=== PASSAGE TO READ ===
———

The John Pizzarelli Quintet: “Tribute to George Shearing”

February 13, 2022 | By

John Pizzarelli‘s weapon of choice is his guitar, and the two have traveled down too many musical roads to list. 

As I entered Birdland the other night to hear a tribute to George Shearing by the John Pizzarelli Quintet, I was reminded of the day his father—Bucky, a marvelous and much-missed man of the guitar himself—introduced him to the world of George Shearing. The boy never quite got over discovering and re-discovering the solo albums, the duet recordings with some of greatest and classiest jazz vocalists and, well, all sounds Shearing.

John Pizzarelli  (Photo courtesy of the artist)

This love built to a boil back in 2001 when Pizzarelli recorded a CD salute to the man called The Rare Delight of You, with Shearing himself writing the bulk of the charts. It is a magical CD, still—and it served as a template for the show at Birdland.

John’s pals for the night included Chuck Redd on vibraphone, Andy Watson on drums, Jay Leonhart on double bass with endlessly surprising touches all over the place, and Ted Rosenthal on piano playing like a man possessed.  

“Lullaby of Birdland” (George Shearing, George David Weiss) was the obvious opener, followed by a slew of choice goodies from the CD. 

I  still get a kick out of John’s quirky rhythmic spin on Bobby Troup’s  “Lemon Twist”—also his  swinging, kicking-the-can-down-the-road reading of “Everything Happens To Me” (Matt Dennis, Tom Adair).

If Dreams Came True” (Benny Goodman, Edgar Sampson, Irving Mills),  “Isn’t It Romantic” (Richard Rodgers, Lorenz Hart), and “Mambo in Miami” (Cal Tjader ) came off the Broadway with a Beat album that Shearing did with Peggy Lee.

And the ballads—they’re a Pizzarelli specialty—simple, hushed, quietly mournful renditions of “Be Careful, It’s My Heart” (Irving Berlin),  “Something to Remember You By” (Arthur Schwartz, Howard Dietz), and the lovely “The Rare Delight of You” that John wrote with his wife, Jessica Molaskey. One could go on all night, that’s how many Shearing arrangements there are out there. Labors of love, all.

One catch before I leave you: There were replacement musicians tonight. Leonhart was subbing for bassist Mike Karn. Rosenthal (that guy possessed) was subbing for Isaiah J. Thompson on piano. These gentlemen were contacted at 3 that afternoon to sub in a show with charts that they had never seen or practiced before in their lives. And these are George Shearing charts, which means the piano and bass really have their work cut out for them.

———

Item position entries
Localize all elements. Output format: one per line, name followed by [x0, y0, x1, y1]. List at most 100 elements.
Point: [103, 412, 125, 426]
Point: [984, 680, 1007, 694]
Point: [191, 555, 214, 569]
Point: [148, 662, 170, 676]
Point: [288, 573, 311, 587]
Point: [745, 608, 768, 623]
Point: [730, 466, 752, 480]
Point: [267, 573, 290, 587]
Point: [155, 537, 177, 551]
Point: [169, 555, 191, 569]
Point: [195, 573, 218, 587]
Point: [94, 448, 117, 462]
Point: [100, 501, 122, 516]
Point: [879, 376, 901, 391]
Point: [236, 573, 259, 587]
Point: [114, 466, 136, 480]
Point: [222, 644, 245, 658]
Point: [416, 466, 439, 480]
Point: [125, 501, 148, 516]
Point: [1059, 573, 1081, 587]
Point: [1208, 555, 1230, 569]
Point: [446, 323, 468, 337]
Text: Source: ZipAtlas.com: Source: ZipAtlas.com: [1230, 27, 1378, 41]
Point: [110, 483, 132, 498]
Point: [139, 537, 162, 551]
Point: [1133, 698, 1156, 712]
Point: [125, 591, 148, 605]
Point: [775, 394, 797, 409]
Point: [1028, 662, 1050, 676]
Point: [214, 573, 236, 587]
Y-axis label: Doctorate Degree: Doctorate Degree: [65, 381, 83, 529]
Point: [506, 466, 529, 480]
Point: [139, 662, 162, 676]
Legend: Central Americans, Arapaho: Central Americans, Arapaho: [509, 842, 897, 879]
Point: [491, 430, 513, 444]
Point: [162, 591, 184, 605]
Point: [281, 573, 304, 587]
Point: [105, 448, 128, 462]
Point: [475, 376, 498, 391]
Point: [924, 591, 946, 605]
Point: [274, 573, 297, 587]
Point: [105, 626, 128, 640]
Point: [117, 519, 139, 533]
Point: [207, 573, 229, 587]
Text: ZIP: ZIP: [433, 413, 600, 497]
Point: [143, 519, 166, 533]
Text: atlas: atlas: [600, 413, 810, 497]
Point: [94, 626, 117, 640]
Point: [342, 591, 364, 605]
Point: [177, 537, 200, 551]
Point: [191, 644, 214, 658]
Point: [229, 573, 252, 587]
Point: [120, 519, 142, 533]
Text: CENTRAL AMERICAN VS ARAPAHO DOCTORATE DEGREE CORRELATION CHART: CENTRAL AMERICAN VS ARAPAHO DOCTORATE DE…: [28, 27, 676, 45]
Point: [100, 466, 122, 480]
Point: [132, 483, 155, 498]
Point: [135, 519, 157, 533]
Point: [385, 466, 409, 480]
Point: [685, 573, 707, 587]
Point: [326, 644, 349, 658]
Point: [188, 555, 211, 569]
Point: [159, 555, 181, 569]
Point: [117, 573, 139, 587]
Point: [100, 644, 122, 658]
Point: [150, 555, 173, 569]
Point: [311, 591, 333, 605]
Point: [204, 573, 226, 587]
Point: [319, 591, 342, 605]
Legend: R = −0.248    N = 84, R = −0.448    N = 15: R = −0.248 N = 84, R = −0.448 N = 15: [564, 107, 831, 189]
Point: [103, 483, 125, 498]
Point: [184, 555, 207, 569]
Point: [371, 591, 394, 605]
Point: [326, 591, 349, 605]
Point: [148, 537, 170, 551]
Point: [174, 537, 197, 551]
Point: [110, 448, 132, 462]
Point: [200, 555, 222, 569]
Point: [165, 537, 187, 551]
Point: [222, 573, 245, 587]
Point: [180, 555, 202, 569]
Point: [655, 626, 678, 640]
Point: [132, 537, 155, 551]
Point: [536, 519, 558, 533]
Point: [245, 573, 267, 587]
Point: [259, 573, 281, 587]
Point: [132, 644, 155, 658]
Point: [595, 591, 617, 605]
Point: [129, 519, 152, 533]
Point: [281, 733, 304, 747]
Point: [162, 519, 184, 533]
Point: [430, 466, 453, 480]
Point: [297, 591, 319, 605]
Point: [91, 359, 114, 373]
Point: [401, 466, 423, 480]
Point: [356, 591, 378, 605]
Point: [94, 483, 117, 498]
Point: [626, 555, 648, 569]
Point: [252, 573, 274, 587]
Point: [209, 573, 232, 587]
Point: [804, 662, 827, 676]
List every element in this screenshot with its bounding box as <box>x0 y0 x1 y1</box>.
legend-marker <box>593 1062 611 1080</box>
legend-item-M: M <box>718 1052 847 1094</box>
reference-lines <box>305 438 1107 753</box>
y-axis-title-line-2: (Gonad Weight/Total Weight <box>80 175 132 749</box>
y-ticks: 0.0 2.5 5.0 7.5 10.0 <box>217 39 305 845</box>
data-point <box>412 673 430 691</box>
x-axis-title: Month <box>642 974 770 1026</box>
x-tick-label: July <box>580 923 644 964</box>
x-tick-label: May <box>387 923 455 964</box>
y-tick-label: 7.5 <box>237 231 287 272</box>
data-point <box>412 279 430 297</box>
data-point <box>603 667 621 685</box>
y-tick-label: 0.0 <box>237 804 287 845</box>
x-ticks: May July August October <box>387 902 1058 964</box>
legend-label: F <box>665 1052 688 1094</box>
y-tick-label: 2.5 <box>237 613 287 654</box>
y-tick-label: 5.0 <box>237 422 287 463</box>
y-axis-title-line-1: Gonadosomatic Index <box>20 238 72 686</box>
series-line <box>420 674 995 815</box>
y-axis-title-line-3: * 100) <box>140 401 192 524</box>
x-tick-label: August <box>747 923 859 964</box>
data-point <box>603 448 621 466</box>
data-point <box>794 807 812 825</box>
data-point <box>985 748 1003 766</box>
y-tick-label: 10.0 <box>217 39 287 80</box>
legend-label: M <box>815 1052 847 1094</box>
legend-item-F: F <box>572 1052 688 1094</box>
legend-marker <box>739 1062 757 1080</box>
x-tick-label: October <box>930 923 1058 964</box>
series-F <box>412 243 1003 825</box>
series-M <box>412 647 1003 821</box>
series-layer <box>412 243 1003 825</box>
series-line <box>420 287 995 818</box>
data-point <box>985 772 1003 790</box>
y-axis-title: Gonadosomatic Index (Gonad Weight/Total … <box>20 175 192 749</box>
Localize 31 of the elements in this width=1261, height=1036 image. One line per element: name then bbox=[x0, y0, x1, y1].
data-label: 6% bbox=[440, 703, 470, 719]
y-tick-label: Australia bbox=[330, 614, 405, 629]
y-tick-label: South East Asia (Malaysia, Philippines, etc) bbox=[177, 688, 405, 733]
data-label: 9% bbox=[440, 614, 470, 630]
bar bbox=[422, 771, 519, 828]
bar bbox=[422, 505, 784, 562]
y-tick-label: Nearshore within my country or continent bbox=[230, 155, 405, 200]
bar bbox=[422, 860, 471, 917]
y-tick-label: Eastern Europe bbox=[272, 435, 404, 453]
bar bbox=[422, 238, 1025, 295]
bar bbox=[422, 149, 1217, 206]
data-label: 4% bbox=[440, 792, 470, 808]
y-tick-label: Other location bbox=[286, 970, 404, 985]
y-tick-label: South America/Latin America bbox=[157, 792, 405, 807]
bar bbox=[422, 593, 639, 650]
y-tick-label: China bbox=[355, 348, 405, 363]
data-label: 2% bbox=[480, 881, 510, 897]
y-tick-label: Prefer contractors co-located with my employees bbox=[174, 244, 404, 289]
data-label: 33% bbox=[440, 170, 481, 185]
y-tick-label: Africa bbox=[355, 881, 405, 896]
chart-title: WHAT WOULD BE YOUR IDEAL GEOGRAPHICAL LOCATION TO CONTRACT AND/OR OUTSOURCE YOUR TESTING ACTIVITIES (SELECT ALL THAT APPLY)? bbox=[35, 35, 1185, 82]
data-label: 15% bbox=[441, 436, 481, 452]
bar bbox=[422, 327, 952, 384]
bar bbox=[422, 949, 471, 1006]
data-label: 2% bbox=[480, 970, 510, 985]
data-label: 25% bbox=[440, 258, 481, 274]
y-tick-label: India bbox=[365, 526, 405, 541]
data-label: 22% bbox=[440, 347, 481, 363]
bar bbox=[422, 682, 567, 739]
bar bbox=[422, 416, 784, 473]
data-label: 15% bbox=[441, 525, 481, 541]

———

=== OBJECTIVES ===
- 1) Reproduce the stretch of the concert review from "John Pizzarelli  (Photo courtesy" through "Dennis, Tom Adair)." word for word.
- 2) Write out the stretch of the rows from their first line through the line containing "Point: [267, 573, 290, 587]", both included and unchanged.
The review and the rows come from separate, unrelated sources.

=== ANSWERS FOR THIS EXERCISE ===
- 1)
John Pizzarelli  (Photo courtesy of the artist)

This love built to a boil back in 2001 when Pizzarelli recorded a CD salute to the man called The Rare Delight of You, with Shearing himself writing the bulk of the charts. It is a magical CD, still—and it served as a template for the show at Birdland.

John’s pals for the night included Chuck Redd on vibraphone, Andy Watson on drums, Jay Leonhart on double bass with endlessly surprising touches all over the place, and Ted Rosenthal on piano playing like a man possessed.  

“Lullaby of Birdland” (George Shearing, George David Weiss) was the obvious opener, followed by a slew of choice goodies from the CD. 

I  still get a kick out of John’s quirky rhythmic spin on Bobby Troup’s  “Lemon Twist”—also his  swinging, kicking-the-can-down-the-road reading of “Everything Happens To Me” (Matt Dennis, Tom Adair).

- 2)
Localize all elements. Output format: one per line, name followed by [x0, y0, x1, y1]. List at most 100 elements.
Point: [103, 412, 125, 426]
Point: [984, 680, 1007, 694]
Point: [191, 555, 214, 569]
Point: [148, 662, 170, 676]
Point: [288, 573, 311, 587]
Point: [745, 608, 768, 623]
Point: [730, 466, 752, 480]
Point: [267, 573, 290, 587]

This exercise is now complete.